Scan the lines below for the string "LINEAR" and copy every one that has it.

%%

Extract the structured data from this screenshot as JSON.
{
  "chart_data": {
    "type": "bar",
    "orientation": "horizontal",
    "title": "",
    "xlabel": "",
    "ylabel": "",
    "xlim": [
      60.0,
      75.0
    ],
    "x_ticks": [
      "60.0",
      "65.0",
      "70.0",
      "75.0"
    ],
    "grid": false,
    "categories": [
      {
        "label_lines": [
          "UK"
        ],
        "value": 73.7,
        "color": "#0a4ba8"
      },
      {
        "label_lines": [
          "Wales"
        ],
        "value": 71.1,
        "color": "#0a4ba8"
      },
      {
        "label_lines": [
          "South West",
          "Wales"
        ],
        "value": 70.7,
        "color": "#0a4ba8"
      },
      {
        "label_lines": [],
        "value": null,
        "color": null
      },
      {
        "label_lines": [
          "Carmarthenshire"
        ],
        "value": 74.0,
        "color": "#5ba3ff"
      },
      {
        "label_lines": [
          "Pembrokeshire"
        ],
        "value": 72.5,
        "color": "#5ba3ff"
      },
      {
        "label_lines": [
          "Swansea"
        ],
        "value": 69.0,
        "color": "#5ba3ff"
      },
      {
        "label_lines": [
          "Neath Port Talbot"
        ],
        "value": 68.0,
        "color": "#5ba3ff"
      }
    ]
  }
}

%%
%%

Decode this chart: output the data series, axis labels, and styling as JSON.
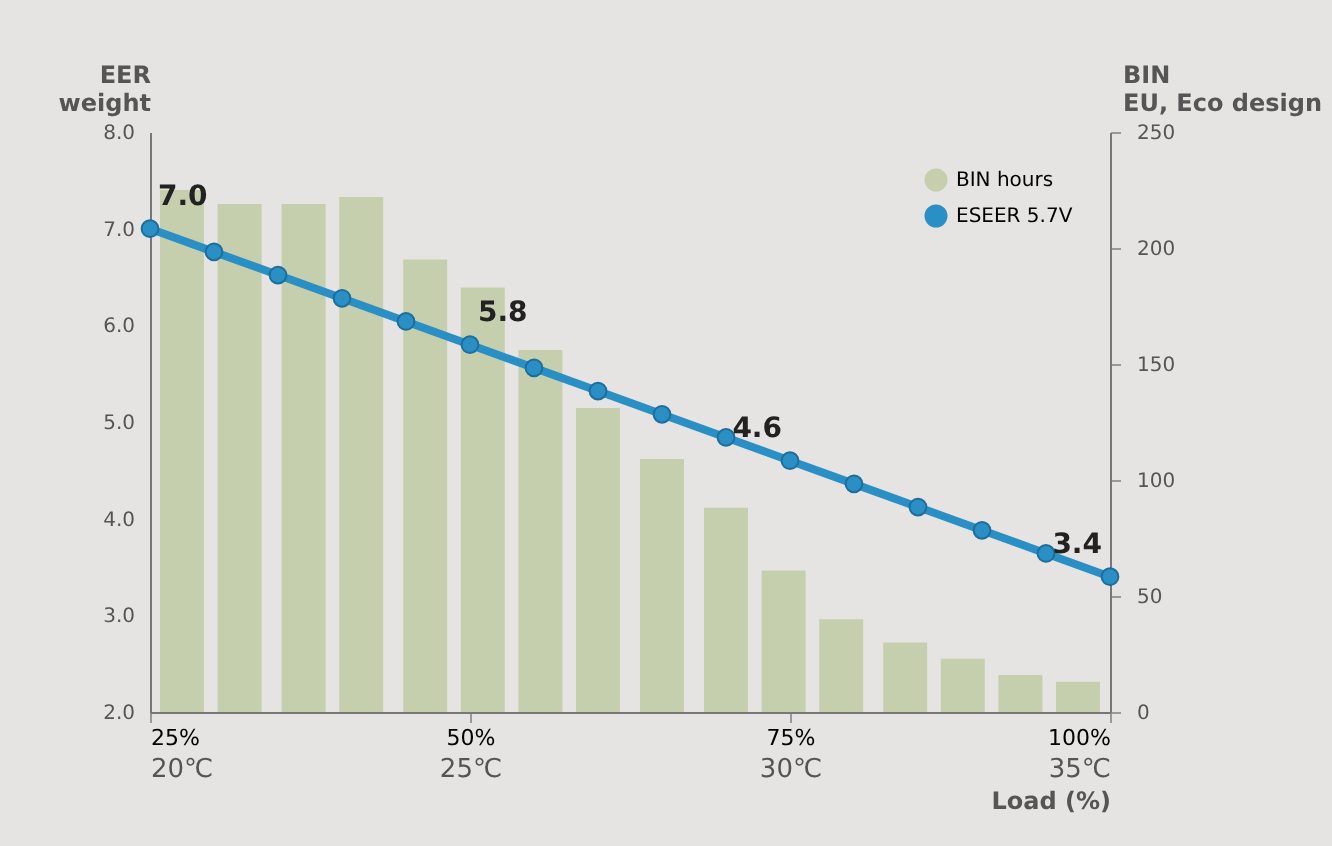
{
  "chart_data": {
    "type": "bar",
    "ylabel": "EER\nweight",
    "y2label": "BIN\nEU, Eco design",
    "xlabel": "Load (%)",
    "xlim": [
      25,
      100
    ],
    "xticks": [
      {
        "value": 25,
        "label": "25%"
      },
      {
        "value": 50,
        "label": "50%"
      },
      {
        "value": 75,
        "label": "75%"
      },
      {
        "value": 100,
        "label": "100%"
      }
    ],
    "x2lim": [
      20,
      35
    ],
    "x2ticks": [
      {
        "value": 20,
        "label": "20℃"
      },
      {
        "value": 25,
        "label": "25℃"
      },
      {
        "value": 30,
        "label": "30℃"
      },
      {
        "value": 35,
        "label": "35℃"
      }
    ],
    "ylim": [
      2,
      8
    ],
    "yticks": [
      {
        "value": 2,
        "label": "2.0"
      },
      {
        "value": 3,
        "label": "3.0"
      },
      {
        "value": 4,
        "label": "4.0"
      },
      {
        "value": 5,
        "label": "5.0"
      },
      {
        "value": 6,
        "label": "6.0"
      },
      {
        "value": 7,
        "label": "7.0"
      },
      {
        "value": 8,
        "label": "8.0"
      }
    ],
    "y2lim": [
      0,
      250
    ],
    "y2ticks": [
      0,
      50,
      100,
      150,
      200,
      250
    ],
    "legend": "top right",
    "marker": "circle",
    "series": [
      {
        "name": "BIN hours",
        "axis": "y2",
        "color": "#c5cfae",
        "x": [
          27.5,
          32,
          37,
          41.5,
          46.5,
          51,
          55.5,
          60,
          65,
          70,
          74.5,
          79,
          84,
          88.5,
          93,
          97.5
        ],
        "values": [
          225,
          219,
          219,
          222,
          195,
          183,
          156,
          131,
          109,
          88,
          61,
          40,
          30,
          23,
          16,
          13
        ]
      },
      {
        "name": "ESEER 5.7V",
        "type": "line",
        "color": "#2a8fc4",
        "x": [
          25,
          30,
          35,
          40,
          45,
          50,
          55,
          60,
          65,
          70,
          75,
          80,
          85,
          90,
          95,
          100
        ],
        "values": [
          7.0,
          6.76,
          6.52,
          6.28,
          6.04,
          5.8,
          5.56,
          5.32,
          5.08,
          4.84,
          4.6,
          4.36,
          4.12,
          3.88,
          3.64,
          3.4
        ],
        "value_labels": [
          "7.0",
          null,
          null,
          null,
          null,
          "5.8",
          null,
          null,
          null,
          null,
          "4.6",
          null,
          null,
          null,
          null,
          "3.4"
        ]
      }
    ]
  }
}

%%
%%

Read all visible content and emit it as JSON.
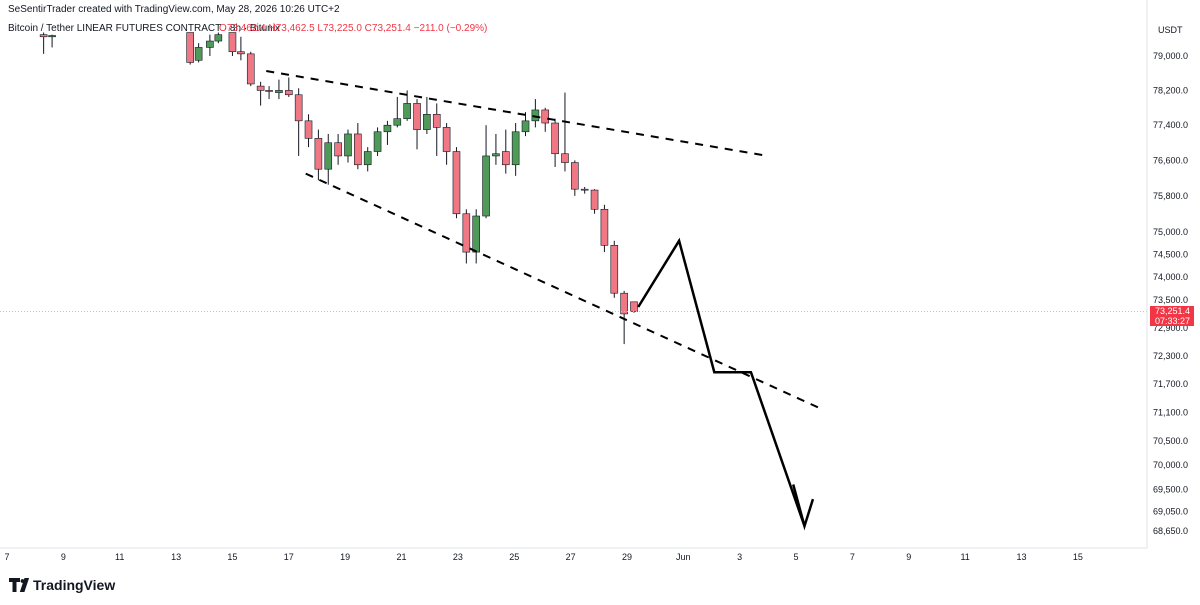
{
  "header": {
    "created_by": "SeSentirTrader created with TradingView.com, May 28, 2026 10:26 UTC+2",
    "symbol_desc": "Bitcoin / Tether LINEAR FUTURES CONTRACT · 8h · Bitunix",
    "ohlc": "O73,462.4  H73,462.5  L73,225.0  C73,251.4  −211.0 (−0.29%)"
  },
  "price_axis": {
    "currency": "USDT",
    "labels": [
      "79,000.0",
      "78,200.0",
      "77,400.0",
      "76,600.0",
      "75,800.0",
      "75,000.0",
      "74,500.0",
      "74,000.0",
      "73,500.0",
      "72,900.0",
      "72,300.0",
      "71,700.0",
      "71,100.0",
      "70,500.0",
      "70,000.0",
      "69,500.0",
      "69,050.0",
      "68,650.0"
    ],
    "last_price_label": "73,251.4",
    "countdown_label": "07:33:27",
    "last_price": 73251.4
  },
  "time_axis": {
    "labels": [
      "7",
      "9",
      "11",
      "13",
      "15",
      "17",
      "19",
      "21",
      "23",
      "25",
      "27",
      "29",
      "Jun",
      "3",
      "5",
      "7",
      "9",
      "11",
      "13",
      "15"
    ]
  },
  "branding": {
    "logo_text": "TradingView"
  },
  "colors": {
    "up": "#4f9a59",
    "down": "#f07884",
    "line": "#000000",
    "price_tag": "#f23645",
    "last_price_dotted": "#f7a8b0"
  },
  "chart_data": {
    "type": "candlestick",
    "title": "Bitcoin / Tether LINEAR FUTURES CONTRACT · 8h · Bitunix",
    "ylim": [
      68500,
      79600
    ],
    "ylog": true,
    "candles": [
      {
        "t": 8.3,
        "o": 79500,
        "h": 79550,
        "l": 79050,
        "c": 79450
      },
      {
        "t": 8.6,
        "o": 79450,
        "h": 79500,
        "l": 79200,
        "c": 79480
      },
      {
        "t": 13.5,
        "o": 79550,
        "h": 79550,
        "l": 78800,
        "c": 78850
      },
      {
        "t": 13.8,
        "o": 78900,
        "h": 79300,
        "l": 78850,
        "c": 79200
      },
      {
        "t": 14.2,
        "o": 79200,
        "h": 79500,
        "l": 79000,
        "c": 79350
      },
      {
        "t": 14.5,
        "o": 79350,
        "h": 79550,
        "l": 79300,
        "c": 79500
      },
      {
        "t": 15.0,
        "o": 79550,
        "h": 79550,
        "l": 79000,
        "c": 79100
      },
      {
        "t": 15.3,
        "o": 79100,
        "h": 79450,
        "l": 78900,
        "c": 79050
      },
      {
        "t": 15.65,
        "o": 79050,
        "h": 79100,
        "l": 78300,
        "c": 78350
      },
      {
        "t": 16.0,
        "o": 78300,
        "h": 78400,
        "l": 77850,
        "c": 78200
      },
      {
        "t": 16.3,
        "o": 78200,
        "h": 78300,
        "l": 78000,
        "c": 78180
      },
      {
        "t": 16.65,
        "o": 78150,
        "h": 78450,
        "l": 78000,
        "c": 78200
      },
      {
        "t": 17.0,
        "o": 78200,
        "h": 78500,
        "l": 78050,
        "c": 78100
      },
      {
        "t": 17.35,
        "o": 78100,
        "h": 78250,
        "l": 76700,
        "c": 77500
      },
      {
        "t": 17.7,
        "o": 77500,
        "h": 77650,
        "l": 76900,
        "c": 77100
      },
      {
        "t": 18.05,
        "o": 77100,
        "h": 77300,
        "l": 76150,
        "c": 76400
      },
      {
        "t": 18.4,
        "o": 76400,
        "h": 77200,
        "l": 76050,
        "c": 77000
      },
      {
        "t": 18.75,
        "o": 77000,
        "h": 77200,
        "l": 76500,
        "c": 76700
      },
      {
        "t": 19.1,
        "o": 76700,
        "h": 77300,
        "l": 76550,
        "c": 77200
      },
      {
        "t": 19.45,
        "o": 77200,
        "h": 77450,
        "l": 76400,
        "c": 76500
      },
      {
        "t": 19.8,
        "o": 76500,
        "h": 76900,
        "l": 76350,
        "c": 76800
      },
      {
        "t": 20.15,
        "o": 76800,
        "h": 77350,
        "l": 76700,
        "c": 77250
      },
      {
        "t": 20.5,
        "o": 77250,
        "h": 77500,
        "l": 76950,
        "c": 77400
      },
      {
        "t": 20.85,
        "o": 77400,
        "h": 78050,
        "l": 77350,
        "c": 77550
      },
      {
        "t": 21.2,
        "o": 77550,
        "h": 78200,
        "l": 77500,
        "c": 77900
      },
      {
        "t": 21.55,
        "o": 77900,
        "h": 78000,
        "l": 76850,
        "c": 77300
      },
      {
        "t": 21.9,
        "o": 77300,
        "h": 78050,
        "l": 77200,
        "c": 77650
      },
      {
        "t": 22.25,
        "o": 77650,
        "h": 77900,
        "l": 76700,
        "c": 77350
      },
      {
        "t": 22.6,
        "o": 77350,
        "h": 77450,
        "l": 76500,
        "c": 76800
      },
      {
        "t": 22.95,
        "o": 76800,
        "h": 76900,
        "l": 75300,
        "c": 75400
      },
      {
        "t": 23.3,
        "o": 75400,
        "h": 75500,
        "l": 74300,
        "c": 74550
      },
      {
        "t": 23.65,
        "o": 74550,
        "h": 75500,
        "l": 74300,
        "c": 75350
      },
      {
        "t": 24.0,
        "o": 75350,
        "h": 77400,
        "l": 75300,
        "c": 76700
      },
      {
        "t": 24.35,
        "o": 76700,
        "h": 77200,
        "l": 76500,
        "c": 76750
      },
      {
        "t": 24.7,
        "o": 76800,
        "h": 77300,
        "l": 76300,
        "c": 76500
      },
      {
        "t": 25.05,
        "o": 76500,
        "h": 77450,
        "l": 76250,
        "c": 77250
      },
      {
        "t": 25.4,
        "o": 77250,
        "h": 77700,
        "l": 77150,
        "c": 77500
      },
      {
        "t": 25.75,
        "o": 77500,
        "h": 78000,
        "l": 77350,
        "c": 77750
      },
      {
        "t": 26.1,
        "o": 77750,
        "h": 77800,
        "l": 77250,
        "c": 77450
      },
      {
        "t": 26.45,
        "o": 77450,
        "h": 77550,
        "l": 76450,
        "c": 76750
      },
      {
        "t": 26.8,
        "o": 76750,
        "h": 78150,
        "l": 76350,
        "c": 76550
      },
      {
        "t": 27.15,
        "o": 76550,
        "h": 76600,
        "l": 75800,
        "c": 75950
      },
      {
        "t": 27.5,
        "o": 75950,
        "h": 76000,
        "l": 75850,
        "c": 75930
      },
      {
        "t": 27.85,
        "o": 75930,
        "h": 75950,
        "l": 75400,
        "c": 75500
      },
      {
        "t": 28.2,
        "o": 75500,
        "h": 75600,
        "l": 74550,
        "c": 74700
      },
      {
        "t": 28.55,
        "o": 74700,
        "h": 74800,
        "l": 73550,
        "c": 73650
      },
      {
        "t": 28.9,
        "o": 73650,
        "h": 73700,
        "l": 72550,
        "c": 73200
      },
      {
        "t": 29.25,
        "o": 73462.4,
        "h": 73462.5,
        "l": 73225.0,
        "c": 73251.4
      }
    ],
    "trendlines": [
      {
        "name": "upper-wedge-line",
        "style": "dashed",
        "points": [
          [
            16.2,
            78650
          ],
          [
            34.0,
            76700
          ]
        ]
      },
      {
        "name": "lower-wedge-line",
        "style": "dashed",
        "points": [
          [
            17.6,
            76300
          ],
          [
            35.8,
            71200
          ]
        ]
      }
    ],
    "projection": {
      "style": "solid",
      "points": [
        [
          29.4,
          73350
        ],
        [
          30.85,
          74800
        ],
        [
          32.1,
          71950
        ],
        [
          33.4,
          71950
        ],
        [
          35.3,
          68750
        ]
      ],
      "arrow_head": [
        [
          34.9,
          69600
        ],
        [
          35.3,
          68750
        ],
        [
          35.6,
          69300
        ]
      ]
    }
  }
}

%%

### The result
    "symbol_desc": "Bitcoin / Tether LINEAR FUTURES CONTRACT · 8h · Bitunix",
    "title": "Bitcoin / Tether LINEAR FUTURES CONTRACT · 8h · Bitunix",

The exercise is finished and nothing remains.